++++ Supplied material

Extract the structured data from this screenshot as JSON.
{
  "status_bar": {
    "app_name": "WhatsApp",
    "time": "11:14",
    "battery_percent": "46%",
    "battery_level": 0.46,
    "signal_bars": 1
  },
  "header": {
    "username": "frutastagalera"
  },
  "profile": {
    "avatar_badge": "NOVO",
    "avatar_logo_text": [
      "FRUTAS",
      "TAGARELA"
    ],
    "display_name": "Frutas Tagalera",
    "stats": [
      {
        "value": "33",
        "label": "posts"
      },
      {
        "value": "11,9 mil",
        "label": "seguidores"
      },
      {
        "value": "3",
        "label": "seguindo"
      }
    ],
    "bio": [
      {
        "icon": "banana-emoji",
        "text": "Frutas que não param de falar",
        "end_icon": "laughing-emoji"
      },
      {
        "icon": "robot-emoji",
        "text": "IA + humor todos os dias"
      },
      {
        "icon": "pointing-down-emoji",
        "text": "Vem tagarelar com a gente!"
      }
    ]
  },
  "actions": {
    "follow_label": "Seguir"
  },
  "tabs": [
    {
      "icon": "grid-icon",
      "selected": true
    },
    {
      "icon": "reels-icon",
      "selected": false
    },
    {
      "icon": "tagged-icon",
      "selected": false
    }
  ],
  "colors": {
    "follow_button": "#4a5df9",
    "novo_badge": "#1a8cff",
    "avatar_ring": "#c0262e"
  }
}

++++++++

Challenge — Produce an exact copy of all the records.

Exercise result —
Extract the structured data from this screenshot as JSON.
{
  "status_bar": {
    "app_name": "WhatsApp",
    "time": "11:14",
    "battery_percent": "46%",
    "battery_level": 0.46,
    "signal_bars": 1
  },
  "header": {
    "username": "frutastagalera"
  },
  "profile": {
    "avatar_badge": "NOVO",
    "avatar_logo_text": [
      "FRUTAS",
      "TAGARELA"
    ],
    "display_name": "Frutas Tagalera",
    "stats": [
      {
        "value": "33",
        "label": "posts"
      },
      {
        "value": "11,9 mil",
        "label": "seguidores"
      },
      {
        "value": "3",
        "label": "seguindo"
      }
    ],
    "bio": [
      {
        "icon": "banana-emoji",
        "text": "Frutas que não param de falar",
        "end_icon": "laughing-emoji"
      },
      {
        "icon": "robot-emoji",
        "text": "IA + humor todos os dias"
      },
      {
        "icon": "pointing-down-emoji",
        "text": "Vem tagarelar com a gente!"
      }
    ]
  },
  "actions": {
    "follow_label": "Seguir"
  },
  "tabs": [
    {
      "icon": "grid-icon",
      "selected": true
    },
    {
      "icon": "reels-icon",
      "selected": false
    },
    {
      "icon": "tagged-icon",
      "selected": false
    }
  ],
  "colors": {
    "follow_button": "#4a5df9",
    "novo_badge": "#1a8cff",
    "avatar_ring": "#c0262e"
  }
}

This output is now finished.